# WORK REQUIRED:
The whole listing below should be output again, word for word.

(EXCERPTED RECORDS)

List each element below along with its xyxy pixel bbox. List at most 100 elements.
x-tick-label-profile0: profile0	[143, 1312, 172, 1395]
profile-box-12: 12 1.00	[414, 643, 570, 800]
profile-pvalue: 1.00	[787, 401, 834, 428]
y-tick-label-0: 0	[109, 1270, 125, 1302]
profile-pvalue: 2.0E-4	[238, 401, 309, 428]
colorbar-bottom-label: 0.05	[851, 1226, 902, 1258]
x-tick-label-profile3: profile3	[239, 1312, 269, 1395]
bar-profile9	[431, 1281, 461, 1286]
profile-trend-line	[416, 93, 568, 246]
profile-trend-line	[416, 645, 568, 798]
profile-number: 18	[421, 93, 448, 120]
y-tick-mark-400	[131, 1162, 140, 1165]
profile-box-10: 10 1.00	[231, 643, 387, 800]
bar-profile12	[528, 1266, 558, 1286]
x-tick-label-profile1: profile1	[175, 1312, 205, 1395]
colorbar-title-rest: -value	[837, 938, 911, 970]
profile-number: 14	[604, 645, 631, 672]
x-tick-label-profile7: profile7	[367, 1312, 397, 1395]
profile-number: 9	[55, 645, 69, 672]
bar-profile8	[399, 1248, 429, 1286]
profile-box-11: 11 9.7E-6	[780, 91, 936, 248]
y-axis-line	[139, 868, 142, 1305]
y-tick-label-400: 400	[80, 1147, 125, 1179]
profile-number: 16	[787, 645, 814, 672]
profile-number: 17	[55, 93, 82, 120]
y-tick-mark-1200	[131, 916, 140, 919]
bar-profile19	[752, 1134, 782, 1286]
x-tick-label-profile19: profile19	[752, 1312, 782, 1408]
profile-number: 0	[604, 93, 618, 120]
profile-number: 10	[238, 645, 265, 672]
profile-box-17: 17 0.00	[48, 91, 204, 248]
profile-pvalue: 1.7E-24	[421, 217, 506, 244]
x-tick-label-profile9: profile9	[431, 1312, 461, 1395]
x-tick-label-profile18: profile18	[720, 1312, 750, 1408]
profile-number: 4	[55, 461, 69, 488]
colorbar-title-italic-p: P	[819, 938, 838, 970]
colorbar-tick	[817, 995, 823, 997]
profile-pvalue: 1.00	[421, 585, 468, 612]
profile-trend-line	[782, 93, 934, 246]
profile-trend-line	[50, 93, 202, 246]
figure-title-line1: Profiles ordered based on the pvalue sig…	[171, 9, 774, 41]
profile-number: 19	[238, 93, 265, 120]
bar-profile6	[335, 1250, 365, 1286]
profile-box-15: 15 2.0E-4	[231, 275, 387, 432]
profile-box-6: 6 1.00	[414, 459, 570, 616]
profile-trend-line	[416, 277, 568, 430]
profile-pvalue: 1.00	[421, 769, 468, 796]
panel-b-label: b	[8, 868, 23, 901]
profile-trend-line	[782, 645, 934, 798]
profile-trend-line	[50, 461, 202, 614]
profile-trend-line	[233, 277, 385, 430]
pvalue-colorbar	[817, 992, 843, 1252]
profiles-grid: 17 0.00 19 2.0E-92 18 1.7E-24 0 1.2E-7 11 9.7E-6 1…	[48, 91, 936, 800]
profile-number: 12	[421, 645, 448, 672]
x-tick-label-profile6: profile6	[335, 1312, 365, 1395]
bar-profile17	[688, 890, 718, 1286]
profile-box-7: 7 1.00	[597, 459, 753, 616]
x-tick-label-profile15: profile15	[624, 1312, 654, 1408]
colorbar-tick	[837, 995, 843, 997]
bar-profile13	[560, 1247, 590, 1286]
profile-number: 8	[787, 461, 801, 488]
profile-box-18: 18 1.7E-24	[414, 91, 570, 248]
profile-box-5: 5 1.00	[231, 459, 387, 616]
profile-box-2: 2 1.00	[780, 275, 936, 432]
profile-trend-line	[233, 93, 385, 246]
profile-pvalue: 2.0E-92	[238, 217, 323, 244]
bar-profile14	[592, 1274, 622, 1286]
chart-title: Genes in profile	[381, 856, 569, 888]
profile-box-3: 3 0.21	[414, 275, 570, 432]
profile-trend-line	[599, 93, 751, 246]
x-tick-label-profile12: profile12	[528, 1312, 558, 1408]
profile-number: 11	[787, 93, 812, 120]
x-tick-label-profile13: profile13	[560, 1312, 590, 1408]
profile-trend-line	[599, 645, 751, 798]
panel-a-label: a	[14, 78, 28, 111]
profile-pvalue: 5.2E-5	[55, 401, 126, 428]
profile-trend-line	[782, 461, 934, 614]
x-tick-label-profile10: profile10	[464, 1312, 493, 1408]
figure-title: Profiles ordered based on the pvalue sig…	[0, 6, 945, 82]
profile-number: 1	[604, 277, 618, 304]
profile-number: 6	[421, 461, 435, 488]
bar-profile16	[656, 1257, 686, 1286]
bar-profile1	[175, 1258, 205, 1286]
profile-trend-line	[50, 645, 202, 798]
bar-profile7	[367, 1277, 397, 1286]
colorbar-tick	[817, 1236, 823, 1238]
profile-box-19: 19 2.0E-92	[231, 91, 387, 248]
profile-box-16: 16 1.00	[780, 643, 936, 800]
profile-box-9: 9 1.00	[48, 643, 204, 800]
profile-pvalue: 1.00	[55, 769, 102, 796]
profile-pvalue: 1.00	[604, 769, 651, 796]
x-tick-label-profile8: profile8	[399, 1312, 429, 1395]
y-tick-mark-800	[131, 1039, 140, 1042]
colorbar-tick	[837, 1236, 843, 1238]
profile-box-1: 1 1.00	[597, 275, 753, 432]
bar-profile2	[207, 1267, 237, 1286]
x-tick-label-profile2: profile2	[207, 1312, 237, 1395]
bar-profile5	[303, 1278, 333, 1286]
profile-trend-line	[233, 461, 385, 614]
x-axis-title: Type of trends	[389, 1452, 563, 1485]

(End EXCERPTED RECORDS)

# EXPECTED ANSWER:
List each element below along with its xyxy pixel bbox. List at most 100 elements.
x-tick-label-profile0: profile0	[143, 1312, 172, 1395]
profile-box-12: 12 1.00	[414, 643, 570, 800]
profile-pvalue: 1.00	[787, 401, 834, 428]
y-tick-label-0: 0	[109, 1270, 125, 1302]
profile-pvalue: 2.0E-4	[238, 401, 309, 428]
colorbar-bottom-label: 0.05	[851, 1226, 902, 1258]
x-tick-label-profile3: profile3	[239, 1312, 269, 1395]
bar-profile9	[431, 1281, 461, 1286]
profile-trend-line	[416, 93, 568, 246]
profile-trend-line	[416, 645, 568, 798]
profile-number: 18	[421, 93, 448, 120]
y-tick-mark-400	[131, 1162, 140, 1165]
profile-box-10: 10 1.00	[231, 643, 387, 800]
bar-profile12	[528, 1266, 558, 1286]
x-tick-label-profile1: profile1	[175, 1312, 205, 1395]
colorbar-title-rest: -value	[837, 938, 911, 970]
profile-number: 14	[604, 645, 631, 672]
x-tick-label-profile7: profile7	[367, 1312, 397, 1395]
profile-number: 9	[55, 645, 69, 672]
bar-profile8	[399, 1248, 429, 1286]
profile-box-11: 11 9.7E-6	[780, 91, 936, 248]
y-axis-line	[139, 868, 142, 1305]
y-tick-label-400: 400	[80, 1147, 125, 1179]
profile-number: 16	[787, 645, 814, 672]
profile-number: 17	[55, 93, 82, 120]
y-tick-mark-1200	[131, 916, 140, 919]
bar-profile19	[752, 1134, 782, 1286]
x-tick-label-profile19: profile19	[752, 1312, 782, 1408]
profile-number: 0	[604, 93, 618, 120]
profile-number: 10	[238, 645, 265, 672]
profile-box-17: 17 0.00	[48, 91, 204, 248]
profile-pvalue: 1.7E-24	[421, 217, 506, 244]
x-tick-label-profile9: profile9	[431, 1312, 461, 1395]
x-tick-label-profile18: profile18	[720, 1312, 750, 1408]
profile-number: 4	[55, 461, 69, 488]
colorbar-title-italic-p: P	[819, 938, 838, 970]
colorbar-tick	[817, 995, 823, 997]
profile-pvalue: 1.00	[421, 585, 468, 612]
profile-trend-line	[782, 93, 934, 246]
profile-trend-line	[50, 93, 202, 246]
figure-title-line1: Profiles ordered based on the pvalue sig…	[171, 9, 774, 41]
profile-number: 19	[238, 93, 265, 120]
bar-profile6	[335, 1250, 365, 1286]
profile-box-15: 15 2.0E-4	[231, 275, 387, 432]
profile-box-6: 6 1.00	[414, 459, 570, 616]
profile-trend-line	[416, 277, 568, 430]
profile-pvalue: 1.00	[421, 769, 468, 796]
panel-b-label: b	[8, 868, 23, 901]
profile-trend-line	[782, 645, 934, 798]
profile-trend-line	[50, 461, 202, 614]
profile-trend-line	[233, 277, 385, 430]
pvalue-colorbar	[817, 992, 843, 1252]
profiles-grid: 17 0.00 19 2.0E-92 18 1.7E-24 0 1.2E-7 11 9.7E-6 1…	[48, 91, 936, 800]
profile-number: 12	[421, 645, 448, 672]
x-tick-label-profile6: profile6	[335, 1312, 365, 1395]
bar-profile17	[688, 890, 718, 1286]
profile-box-7: 7 1.00	[597, 459, 753, 616]
x-tick-label-profile15: profile15	[624, 1312, 654, 1408]
colorbar-tick	[837, 995, 843, 997]
bar-profile13	[560, 1247, 590, 1286]
profile-number: 8	[787, 461, 801, 488]
profile-box-18: 18 1.7E-24	[414, 91, 570, 248]
profile-box-5: 5 1.00	[231, 459, 387, 616]
profile-box-2: 2 1.00	[780, 275, 936, 432]
profile-trend-line	[233, 93, 385, 246]
profile-pvalue: 2.0E-92	[238, 217, 323, 244]
bar-profile14	[592, 1274, 622, 1286]
chart-title: Genes in profile	[381, 856, 569, 888]
profile-box-3: 3 0.21	[414, 275, 570, 432]
profile-trend-line	[599, 93, 751, 246]
x-tick-label-profile12: profile12	[528, 1312, 558, 1408]
profile-number: 11	[787, 93, 812, 120]
x-tick-label-profile13: profile13	[560, 1312, 590, 1408]
profile-trend-line	[599, 645, 751, 798]
panel-a-label: a	[14, 78, 28, 111]
profile-pvalue: 5.2E-5	[55, 401, 126, 428]
profile-trend-line	[782, 461, 934, 614]
x-tick-label-profile10: profile10	[464, 1312, 493, 1408]
figure-title: Profiles ordered based on the pvalue sig…	[0, 6, 945, 82]
profile-number: 1	[604, 277, 618, 304]
profile-number: 6	[421, 461, 435, 488]
bar-profile16	[656, 1257, 686, 1286]
bar-profile1	[175, 1258, 205, 1286]
profile-trend-line	[50, 645, 202, 798]
bar-profile7	[367, 1277, 397, 1286]
colorbar-tick	[817, 1236, 823, 1238]
profile-box-19: 19 2.0E-92	[231, 91, 387, 248]
profile-box-16: 16 1.00	[780, 643, 936, 800]
profile-box-9: 9 1.00	[48, 643, 204, 800]
profile-pvalue: 1.00	[55, 769, 102, 796]
profile-pvalue: 1.00	[604, 769, 651, 796]
x-tick-label-profile8: profile8	[399, 1312, 429, 1395]
y-tick-mark-800	[131, 1039, 140, 1042]
colorbar-tick	[837, 1236, 843, 1238]
profile-box-1: 1 1.00	[597, 275, 753, 432]
bar-profile2	[207, 1267, 237, 1286]
x-tick-label-profile2: profile2	[207, 1312, 237, 1395]
bar-profile5	[303, 1278, 333, 1286]
profile-trend-line	[233, 461, 385, 614]
x-axis-title: Type of trends	[389, 1452, 563, 1485]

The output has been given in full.